DATA TO PROCESS>
--- --- ---

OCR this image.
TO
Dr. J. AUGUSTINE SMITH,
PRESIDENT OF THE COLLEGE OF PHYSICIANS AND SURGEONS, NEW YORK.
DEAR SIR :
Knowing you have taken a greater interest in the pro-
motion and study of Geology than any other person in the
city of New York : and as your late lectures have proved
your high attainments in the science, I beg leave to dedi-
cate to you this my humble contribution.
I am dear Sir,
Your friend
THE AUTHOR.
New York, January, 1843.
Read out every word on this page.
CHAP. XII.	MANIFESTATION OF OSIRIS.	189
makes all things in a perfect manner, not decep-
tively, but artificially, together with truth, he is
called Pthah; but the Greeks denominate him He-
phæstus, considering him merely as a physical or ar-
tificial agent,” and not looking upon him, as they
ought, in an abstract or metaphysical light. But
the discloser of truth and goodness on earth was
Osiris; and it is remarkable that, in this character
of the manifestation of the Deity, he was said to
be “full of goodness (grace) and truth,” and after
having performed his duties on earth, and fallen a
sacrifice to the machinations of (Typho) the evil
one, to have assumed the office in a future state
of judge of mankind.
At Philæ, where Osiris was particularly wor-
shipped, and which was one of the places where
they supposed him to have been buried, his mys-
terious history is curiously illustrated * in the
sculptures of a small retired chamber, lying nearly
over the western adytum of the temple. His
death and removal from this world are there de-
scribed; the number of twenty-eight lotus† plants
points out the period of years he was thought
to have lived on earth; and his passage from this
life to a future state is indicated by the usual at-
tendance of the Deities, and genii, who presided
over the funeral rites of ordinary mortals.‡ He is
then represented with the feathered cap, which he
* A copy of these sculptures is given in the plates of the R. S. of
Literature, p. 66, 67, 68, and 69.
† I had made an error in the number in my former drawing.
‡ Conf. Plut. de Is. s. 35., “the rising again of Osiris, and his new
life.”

--- --- ---

PROBLEM DESCRIPTION> Only the number is wanted: how many lines of the material contain the word "they"?

COMPLETED TASK> 2